___ Data shown ___

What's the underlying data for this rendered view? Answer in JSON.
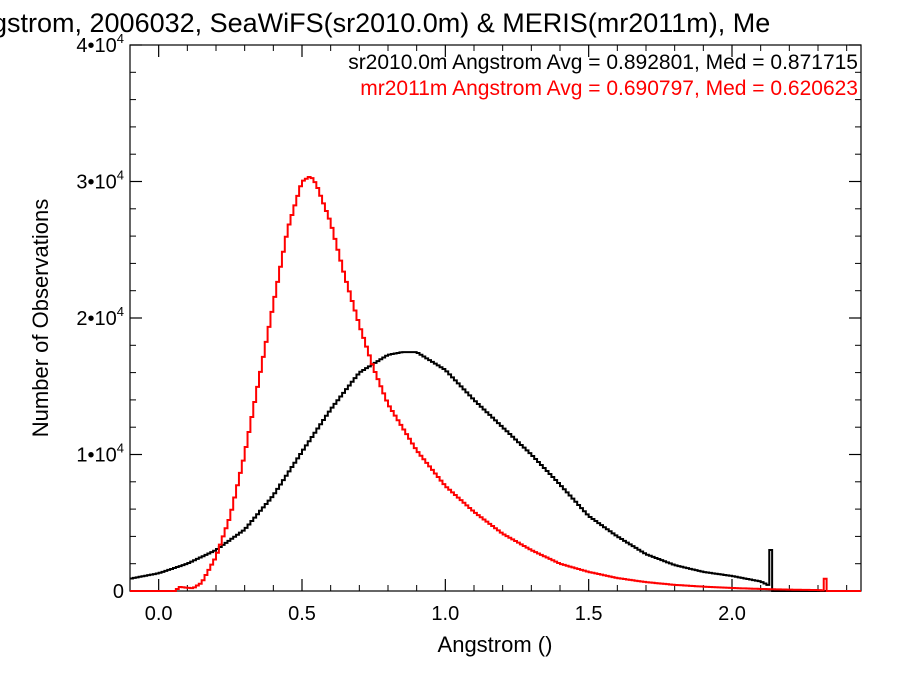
{
  "chart_data": {
    "type": "line",
    "title": "gstrom, 2006032, SeaWiFS(sr2010.0m) & MERIS(mr2011m), Me",
    "xlabel": "Angstrom ()",
    "ylabel": "Number of Observations",
    "xlim": [
      -0.1,
      2.45
    ],
    "ylim": [
      0,
      40000
    ],
    "x_ticks": [
      {
        "value": 0.0,
        "label": "0.0"
      },
      {
        "value": 0.5,
        "label": "0.5"
      },
      {
        "value": 1.0,
        "label": "1.0"
      },
      {
        "value": 1.5,
        "label": "1.5"
      },
      {
        "value": 2.0,
        "label": "2.0"
      }
    ],
    "y_ticks": [
      {
        "value": 0,
        "base": "0",
        "exp": ""
      },
      {
        "value": 10000,
        "base": "1•10",
        "exp": "4"
      },
      {
        "value": 20000,
        "base": "2•10",
        "exp": "4"
      },
      {
        "value": 30000,
        "base": "3•10",
        "exp": "4"
      },
      {
        "value": 40000,
        "base": "4•10",
        "exp": "4"
      }
    ],
    "legend": [
      {
        "text": "sr2010.0m Angstrom Avg = 0.892801, Med = 0.871715",
        "color": "#000000"
      },
      {
        "text": "mr2011m Angstrom Avg = 0.690797, Med = 0.620623",
        "color": "#ff0000"
      }
    ],
    "legend_position": "top-right",
    "step_style": "histogram",
    "series": [
      {
        "color": "#000000",
        "points": [
          [
            -0.1,
            900
          ],
          [
            0.0,
            1300
          ],
          [
            0.1,
            2000
          ],
          [
            0.2,
            3000
          ],
          [
            0.3,
            4500
          ],
          [
            0.4,
            7000
          ],
          [
            0.5,
            10200
          ],
          [
            0.6,
            13300
          ],
          [
            0.7,
            16000
          ],
          [
            0.8,
            17300
          ],
          [
            0.85,
            17500
          ],
          [
            0.9,
            17500
          ],
          [
            1.0,
            16200
          ],
          [
            1.1,
            14000
          ],
          [
            1.2,
            12000
          ],
          [
            1.3,
            10000
          ],
          [
            1.4,
            7800
          ],
          [
            1.5,
            5500
          ],
          [
            1.6,
            4000
          ],
          [
            1.7,
            2700
          ],
          [
            1.8,
            1900
          ],
          [
            1.9,
            1400
          ],
          [
            2.0,
            1100
          ],
          [
            2.1,
            700
          ],
          [
            2.13,
            400
          ],
          [
            2.135,
            3000
          ],
          [
            2.14,
            0
          ],
          [
            2.45,
            0
          ]
        ]
      },
      {
        "color": "#ff0000",
        "points": [
          [
            -0.1,
            0
          ],
          [
            0.06,
            0
          ],
          [
            0.07,
            300
          ],
          [
            0.12,
            200
          ],
          [
            0.15,
            600
          ],
          [
            0.2,
            2500
          ],
          [
            0.25,
            5500
          ],
          [
            0.3,
            10000
          ],
          [
            0.35,
            15500
          ],
          [
            0.4,
            21000
          ],
          [
            0.45,
            26500
          ],
          [
            0.5,
            30000
          ],
          [
            0.53,
            30400
          ],
          [
            0.55,
            29800
          ],
          [
            0.6,
            27000
          ],
          [
            0.65,
            23000
          ],
          [
            0.7,
            19500
          ],
          [
            0.75,
            16300
          ],
          [
            0.8,
            13700
          ],
          [
            0.9,
            10300
          ],
          [
            1.0,
            7700
          ],
          [
            1.1,
            5800
          ],
          [
            1.2,
            4200
          ],
          [
            1.3,
            3000
          ],
          [
            1.4,
            2000
          ],
          [
            1.5,
            1400
          ],
          [
            1.6,
            950
          ],
          [
            1.7,
            650
          ],
          [
            1.8,
            450
          ],
          [
            1.9,
            320
          ],
          [
            2.0,
            220
          ],
          [
            2.1,
            150
          ],
          [
            2.2,
            100
          ],
          [
            2.3,
            70
          ],
          [
            2.32,
            40
          ],
          [
            2.325,
            900
          ],
          [
            2.33,
            0
          ],
          [
            2.45,
            0
          ]
        ]
      }
    ]
  }
}
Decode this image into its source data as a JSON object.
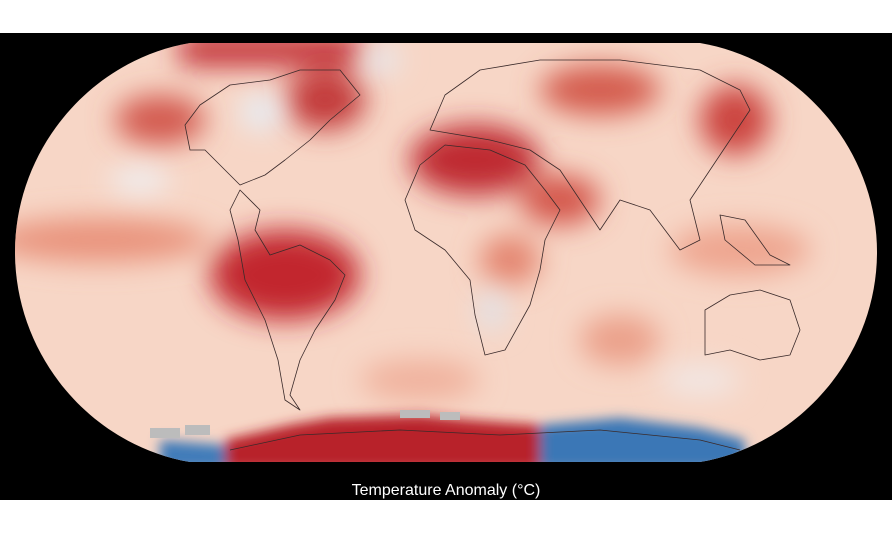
{
  "map": {
    "caption": "Temperature Anomaly (°C)"
  }
}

___

**Given instruction**
Return only the number of lines in the entries that contain the string "value".

**Answer for the task**
10